START

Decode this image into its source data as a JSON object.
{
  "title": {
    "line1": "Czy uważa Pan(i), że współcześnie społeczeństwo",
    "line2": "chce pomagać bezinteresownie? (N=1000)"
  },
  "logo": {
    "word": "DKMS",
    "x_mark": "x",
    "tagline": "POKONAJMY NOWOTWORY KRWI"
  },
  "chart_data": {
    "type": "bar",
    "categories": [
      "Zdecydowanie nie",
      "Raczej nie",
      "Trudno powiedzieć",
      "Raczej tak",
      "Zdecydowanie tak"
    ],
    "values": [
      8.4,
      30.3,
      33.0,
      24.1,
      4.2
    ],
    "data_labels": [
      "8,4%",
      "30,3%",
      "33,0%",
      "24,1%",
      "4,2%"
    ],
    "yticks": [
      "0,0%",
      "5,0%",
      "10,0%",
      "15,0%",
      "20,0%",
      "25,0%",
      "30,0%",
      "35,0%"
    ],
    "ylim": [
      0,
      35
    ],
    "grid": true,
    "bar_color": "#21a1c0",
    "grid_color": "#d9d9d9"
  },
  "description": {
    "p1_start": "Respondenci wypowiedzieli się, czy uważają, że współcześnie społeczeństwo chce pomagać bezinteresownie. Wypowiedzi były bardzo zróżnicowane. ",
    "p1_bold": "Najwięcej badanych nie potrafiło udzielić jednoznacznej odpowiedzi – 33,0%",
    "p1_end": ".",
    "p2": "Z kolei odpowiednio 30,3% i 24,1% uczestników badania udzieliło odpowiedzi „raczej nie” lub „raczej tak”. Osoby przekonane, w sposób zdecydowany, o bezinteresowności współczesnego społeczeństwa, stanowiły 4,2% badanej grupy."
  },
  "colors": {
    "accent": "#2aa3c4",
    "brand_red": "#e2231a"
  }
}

END

REQUEST: Of the lines in the material, how many include "społeczeństwo"? Respond with the number alone.

EXERCISE OUTPUT: 2